** START OF MATERIAL SUPPLIED **

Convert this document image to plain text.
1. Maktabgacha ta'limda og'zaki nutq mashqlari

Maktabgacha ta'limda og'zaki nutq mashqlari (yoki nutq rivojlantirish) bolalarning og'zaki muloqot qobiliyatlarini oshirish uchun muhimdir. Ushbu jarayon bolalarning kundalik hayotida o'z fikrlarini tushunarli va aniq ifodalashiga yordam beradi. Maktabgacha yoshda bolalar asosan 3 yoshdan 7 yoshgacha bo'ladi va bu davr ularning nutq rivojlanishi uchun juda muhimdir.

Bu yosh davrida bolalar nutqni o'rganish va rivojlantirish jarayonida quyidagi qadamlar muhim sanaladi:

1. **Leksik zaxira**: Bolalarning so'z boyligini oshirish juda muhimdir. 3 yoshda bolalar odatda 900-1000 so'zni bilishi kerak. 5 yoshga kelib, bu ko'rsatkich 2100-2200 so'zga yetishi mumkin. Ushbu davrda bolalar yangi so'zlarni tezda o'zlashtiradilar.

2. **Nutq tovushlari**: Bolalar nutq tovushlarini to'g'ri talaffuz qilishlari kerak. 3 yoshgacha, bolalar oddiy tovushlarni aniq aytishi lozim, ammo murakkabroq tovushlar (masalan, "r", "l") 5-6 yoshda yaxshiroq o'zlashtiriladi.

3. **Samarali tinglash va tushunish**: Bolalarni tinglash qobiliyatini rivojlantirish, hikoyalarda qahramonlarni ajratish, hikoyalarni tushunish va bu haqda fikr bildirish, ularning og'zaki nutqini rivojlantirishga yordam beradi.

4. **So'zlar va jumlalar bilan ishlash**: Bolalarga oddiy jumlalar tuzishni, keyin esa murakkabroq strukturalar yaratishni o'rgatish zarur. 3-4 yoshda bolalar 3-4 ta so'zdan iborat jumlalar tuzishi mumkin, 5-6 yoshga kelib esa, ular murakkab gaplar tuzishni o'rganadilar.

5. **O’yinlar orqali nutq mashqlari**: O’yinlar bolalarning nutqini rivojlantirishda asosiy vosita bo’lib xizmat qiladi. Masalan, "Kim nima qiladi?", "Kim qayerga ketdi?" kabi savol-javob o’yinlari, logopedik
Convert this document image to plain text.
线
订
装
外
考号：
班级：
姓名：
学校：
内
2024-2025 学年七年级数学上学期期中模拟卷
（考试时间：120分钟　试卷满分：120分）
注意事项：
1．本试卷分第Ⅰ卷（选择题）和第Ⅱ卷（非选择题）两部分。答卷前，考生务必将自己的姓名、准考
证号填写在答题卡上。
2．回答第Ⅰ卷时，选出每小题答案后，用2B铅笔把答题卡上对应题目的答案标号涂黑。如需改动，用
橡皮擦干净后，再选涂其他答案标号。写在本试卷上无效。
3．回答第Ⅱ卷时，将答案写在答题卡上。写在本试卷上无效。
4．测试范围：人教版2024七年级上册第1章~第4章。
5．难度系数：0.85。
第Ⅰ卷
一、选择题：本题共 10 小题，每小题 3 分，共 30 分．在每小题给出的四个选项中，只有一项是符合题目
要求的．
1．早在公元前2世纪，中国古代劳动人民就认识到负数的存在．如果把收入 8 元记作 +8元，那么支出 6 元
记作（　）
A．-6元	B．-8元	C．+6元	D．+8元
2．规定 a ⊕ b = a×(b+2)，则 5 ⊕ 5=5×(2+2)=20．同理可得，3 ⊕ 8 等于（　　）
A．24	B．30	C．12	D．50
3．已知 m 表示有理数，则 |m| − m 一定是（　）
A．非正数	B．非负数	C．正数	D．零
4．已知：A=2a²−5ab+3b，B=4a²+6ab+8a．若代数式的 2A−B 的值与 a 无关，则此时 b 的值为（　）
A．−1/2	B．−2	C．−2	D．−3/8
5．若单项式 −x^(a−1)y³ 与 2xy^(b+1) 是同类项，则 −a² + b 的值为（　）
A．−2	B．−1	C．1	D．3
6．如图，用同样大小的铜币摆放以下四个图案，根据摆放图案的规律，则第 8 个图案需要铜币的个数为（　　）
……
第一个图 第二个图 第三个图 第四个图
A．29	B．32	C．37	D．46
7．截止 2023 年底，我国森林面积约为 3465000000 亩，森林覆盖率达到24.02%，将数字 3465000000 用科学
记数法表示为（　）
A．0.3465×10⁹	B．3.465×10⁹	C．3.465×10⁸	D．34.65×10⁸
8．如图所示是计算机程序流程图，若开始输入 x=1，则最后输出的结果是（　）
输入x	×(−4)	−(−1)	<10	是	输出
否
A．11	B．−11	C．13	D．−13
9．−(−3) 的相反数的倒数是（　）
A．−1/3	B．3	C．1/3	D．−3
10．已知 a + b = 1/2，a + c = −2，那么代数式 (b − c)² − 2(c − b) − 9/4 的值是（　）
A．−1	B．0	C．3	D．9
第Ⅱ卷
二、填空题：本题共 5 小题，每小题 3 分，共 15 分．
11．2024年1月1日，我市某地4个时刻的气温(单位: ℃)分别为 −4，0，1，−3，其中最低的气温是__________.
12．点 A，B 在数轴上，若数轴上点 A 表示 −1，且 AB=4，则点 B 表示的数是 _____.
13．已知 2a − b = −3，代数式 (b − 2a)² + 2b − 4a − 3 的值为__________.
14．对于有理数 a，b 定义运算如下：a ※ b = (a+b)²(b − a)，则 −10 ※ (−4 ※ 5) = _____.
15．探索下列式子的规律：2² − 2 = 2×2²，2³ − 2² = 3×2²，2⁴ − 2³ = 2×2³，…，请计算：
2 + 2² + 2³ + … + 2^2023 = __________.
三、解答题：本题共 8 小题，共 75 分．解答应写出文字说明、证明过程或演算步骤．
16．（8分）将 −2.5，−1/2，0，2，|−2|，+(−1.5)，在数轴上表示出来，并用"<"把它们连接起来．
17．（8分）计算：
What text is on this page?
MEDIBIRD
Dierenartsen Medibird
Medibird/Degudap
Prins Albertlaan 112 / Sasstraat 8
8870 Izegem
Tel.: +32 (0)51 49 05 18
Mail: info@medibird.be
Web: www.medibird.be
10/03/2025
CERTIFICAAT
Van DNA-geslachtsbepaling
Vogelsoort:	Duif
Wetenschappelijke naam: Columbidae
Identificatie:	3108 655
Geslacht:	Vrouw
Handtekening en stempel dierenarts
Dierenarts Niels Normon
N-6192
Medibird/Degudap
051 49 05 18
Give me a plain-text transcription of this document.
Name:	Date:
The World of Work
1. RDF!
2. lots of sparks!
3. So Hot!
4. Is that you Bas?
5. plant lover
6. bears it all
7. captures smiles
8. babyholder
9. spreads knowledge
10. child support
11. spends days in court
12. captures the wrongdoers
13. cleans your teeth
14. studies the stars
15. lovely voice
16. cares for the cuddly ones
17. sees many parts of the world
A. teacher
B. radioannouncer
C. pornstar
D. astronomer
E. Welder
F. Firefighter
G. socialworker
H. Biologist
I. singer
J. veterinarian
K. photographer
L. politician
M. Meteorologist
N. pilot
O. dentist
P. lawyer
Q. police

** END OF MATERIAL SUPPLIED **

_PROBLEM DETAILS:_
Scan the material above. Copy each line where "mumkin" occurs.

_SOLUTION TO THE PROBLEM:_
1. **Leksik zaxira**: Bolalarning so'z boyligini oshirish juda muhimdir. 3 yoshda bolalar odatda 900-1000 so'zni bilishi kerak. 5 yoshga kelib, bu ko'rsatkich 2100-2200 so'zga yetishi mumkin. Ushbu davrda bolalar yangi so'zlarni tezda o'zlashtiradilar.
4. **So'zlar va jumlalar bilan ishlash**: Bolalarga oddiy jumlalar tuzishni, keyin esa murakkabroq strukturalar yaratishni o'rgatish zarur. 3-4 yoshda bolalar 3-4 ta so'zdan iborat jumlalar tuzishi mumkin, 5-6 yoshga kelib esa, ular murakkab gaplar tuzishni o'rganadilar.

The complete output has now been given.